** start of Recorded data **

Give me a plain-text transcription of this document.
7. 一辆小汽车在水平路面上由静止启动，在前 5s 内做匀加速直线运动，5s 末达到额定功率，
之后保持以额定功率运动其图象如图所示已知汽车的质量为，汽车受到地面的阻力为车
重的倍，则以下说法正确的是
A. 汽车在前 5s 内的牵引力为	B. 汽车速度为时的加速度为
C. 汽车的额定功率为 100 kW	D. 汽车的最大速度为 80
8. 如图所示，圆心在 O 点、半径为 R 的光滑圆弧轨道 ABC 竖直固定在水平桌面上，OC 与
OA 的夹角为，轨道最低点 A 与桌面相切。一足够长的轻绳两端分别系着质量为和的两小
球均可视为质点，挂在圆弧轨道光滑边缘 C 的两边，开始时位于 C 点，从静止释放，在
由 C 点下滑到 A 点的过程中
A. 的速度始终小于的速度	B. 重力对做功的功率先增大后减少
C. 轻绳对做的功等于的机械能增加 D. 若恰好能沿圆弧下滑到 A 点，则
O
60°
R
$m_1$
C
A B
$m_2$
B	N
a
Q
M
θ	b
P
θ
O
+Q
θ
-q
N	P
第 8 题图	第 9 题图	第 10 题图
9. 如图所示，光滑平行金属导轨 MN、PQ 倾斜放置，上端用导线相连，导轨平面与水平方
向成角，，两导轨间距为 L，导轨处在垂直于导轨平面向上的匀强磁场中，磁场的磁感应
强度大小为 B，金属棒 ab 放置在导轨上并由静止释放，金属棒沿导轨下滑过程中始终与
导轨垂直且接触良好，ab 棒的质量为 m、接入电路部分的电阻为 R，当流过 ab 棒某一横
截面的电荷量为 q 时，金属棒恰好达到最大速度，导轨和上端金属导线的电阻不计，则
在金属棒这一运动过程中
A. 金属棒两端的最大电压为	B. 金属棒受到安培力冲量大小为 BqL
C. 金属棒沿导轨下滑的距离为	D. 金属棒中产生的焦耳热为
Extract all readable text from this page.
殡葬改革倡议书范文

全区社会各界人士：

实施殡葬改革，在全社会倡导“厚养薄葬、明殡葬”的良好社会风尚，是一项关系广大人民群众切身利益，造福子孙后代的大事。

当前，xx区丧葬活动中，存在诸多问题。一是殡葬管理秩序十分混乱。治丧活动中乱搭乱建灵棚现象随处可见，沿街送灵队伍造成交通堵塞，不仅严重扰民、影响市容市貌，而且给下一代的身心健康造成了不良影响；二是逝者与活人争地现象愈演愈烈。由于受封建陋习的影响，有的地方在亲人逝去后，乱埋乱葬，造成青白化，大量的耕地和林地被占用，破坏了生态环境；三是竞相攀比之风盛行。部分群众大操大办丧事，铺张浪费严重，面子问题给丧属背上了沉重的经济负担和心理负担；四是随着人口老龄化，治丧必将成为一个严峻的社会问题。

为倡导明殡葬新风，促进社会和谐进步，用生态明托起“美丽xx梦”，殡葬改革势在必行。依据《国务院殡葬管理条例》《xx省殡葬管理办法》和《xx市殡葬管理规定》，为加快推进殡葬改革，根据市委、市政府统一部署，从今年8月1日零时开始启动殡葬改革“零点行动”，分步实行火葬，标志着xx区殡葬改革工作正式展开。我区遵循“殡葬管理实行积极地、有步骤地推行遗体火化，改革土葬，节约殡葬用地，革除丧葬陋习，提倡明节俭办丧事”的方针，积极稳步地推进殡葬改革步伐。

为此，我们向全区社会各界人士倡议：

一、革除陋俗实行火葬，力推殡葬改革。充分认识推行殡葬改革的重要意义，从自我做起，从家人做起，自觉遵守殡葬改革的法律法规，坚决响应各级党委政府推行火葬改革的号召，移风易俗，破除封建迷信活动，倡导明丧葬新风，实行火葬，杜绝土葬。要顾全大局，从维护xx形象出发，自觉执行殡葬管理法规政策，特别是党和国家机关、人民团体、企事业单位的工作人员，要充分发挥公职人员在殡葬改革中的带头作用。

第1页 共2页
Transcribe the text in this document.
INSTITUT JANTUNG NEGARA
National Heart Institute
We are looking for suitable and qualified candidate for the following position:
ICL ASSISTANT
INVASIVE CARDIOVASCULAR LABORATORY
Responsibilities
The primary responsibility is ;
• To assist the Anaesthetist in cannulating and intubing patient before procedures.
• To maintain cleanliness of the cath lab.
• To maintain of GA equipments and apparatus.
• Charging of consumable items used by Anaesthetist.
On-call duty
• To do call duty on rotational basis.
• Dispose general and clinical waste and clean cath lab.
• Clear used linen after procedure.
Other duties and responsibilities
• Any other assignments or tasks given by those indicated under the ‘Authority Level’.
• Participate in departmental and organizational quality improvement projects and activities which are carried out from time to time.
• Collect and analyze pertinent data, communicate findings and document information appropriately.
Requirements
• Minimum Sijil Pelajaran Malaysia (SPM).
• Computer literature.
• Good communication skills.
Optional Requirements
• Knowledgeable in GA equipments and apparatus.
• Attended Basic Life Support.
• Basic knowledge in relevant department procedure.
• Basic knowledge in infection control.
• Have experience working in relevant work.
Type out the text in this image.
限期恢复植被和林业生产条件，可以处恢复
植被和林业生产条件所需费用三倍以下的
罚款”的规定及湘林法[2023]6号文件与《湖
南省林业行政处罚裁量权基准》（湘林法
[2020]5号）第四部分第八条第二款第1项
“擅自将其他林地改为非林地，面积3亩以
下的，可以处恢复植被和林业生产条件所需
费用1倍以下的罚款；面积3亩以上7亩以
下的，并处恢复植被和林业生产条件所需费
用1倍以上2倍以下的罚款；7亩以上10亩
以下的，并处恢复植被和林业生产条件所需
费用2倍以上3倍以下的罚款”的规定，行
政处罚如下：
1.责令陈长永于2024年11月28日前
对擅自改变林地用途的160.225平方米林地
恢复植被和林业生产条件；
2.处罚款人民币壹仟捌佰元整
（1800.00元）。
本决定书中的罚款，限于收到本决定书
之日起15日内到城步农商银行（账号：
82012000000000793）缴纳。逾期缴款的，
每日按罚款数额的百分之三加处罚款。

** end of Recorded data **

◆ **Stated exercise**: Every record should be given again exactly.

◆ **Answer to this task**:
Give me a plain-text transcription of this document.
7. 一辆小汽车在水平路面上由静止启动，在前 5s 内做匀加速直线运动，5s 末达到额定功率，
之后保持以额定功率运动其图象如图所示已知汽车的质量为，汽车受到地面的阻力为车
重的倍，则以下说法正确的是
A. 汽车在前 5s 内的牵引力为	B. 汽车速度为时的加速度为
C. 汽车的额定功率为 100 kW	D. 汽车的最大速度为 80
8. 如图所示，圆心在 O 点、半径为 R 的光滑圆弧轨道 ABC 竖直固定在水平桌面上，OC 与
OA 的夹角为，轨道最低点 A 与桌面相切。一足够长的轻绳两端分别系着质量为和的两小
球均可视为质点，挂在圆弧轨道光滑边缘 C 的两边，开始时位于 C 点，从静止释放，在
由 C 点下滑到 A 点的过程中
A. 的速度始终小于的速度	B. 重力对做功的功率先增大后减少
C. 轻绳对做的功等于的机械能增加 D. 若恰好能沿圆弧下滑到 A 点，则
O
60°
R
$m_1$
C
A B
$m_2$
B	N
a
Q
M
θ	b
P
θ
O
+Q
θ
-q
N	P
第 8 题图	第 9 题图	第 10 题图
9. 如图所示，光滑平行金属导轨 MN、PQ 倾斜放置，上端用导线相连，导轨平面与水平方
向成角，，两导轨间距为 L，导轨处在垂直于导轨平面向上的匀强磁场中，磁场的磁感应
强度大小为 B，金属棒 ab 放置在导轨上并由静止释放，金属棒沿导轨下滑过程中始终与
导轨垂直且接触良好，ab 棒的质量为 m、接入电路部分的电阻为 R，当流过 ab 棒某一横
截面的电荷量为 q 时，金属棒恰好达到最大速度，导轨和上端金属导线的电阻不计，则
在金属棒这一运动过程中
A. 金属棒两端的最大电压为	B. 金属棒受到安培力冲量大小为 BqL
C. 金属棒沿导轨下滑的距离为	D. 金属棒中产生的焦耳热为
Extract all readable text from this page.
殡葬改革倡议书范文

全区社会各界人士：

实施殡葬改革，在全社会倡导“厚养薄葬、明殡葬”的良好社会风尚，是一项关系广大人民群众切身利益，造福子孙后代的大事。

当前，xx区丧葬活动中，存在诸多问题。一是殡葬管理秩序十分混乱。治丧活动中乱搭乱建灵棚现象随处可见，沿街送灵队伍造成交通堵塞，不仅严重扰民、影响市容市貌，而且给下一代的身心健康造成了不良影响；二是逝者与活人争地现象愈演愈烈。由于受封建陋习的影响，有的地方在亲人逝去后，乱埋乱葬，造成青白化，大量的耕地和林地被占用，破坏了生态环境；三是竞相攀比之风盛行。部分群众大操大办丧事，铺张浪费严重，面子问题给丧属背上了沉重的经济负担和心理负担；四是随着人口老龄化，治丧必将成为一个严峻的社会问题。

为倡导明殡葬新风，促进社会和谐进步，用生态明托起“美丽xx梦”，殡葬改革势在必行。依据《国务院殡葬管理条例》《xx省殡葬管理办法》和《xx市殡葬管理规定》，为加快推进殡葬改革，根据市委、市政府统一部署，从今年8月1日零时开始启动殡葬改革“零点行动”，分步实行火葬，标志着xx区殡葬改革工作正式展开。我区遵循“殡葬管理实行积极地、有步骤地推行遗体火化，改革土葬，节约殡葬用地，革除丧葬陋习，提倡明节俭办丧事”的方针，积极稳步地推进殡葬改革步伐。

为此，我们向全区社会各界人士倡议：

一、革除陋俗实行火葬，力推殡葬改革。充分认识推行殡葬改革的重要意义，从自我做起，从家人做起，自觉遵守殡葬改革的法律法规，坚决响应各级党委政府推行火葬改革的号召，移风易俗，破除封建迷信活动，倡导明丧葬新风，实行火葬，杜绝土葬。要顾全大局，从维护xx形象出发，自觉执行殡葬管理法规政策，特别是党和国家机关、人民团体、企事业单位的工作人员，要充分发挥公职人员在殡葬改革中的带头作用。

第1页 共2页
Transcribe the text in this document.
INSTITUT JANTUNG NEGARA
National Heart Institute
We are looking for suitable and qualified candidate for the following position:
ICL ASSISTANT
INVASIVE CARDIOVASCULAR LABORATORY
Responsibilities
The primary responsibility is ;
• To assist the Anaesthetist in cannulating and intubing patient before procedures.
• To maintain cleanliness of the cath lab.
• To maintain of GA equipments and apparatus.
• Charging of consumable items used by Anaesthetist.
On-call duty
• To do call duty on rotational basis.
• Dispose general and clinical waste and clean cath lab.
• Clear used linen after procedure.
Other duties and responsibilities
• Any other assignments or tasks given by those indicated under the ‘Authority Level’.
• Participate in departmental and organizational quality improvement projects and activities which are carried out from time to time.
• Collect and analyze pertinent data, communicate findings and document information appropriately.
Requirements
• Minimum Sijil Pelajaran Malaysia (SPM).
• Computer literature.
• Good communication skills.
Optional Requirements
• Knowledgeable in GA equipments and apparatus.
• Attended Basic Life Support.
• Basic knowledge in relevant department procedure.
• Basic knowledge in infection control.
• Have experience working in relevant work.
Type out the text in this image.
限期恢复植被和林业生产条件，可以处恢复
植被和林业生产条件所需费用三倍以下的
罚款”的规定及湘林法[2023]6号文件与《湖
南省林业行政处罚裁量权基准》（湘林法
[2020]5号）第四部分第八条第二款第1项
“擅自将其他林地改为非林地，面积3亩以
下的，可以处恢复植被和林业生产条件所需
费用1倍以下的罚款；面积3亩以上7亩以
下的，并处恢复植被和林业生产条件所需费
用1倍以上2倍以下的罚款；7亩以上10亩
以下的，并处恢复植被和林业生产条件所需
费用2倍以上3倍以下的罚款”的规定，行
政处罚如下：
1.责令陈长永于2024年11月28日前
对擅自改变林地用途的160.225平方米林地
恢复植被和林业生产条件；
2.处罚款人民币壹仟捌佰元整
（1800.00元）。
本决定书中的罚款，限于收到本决定书
之日起15日内到城步农商银行（账号：
82012000000000793）缴纳。逾期缴款的，
每日按罚款数额的百分之三加处罚款。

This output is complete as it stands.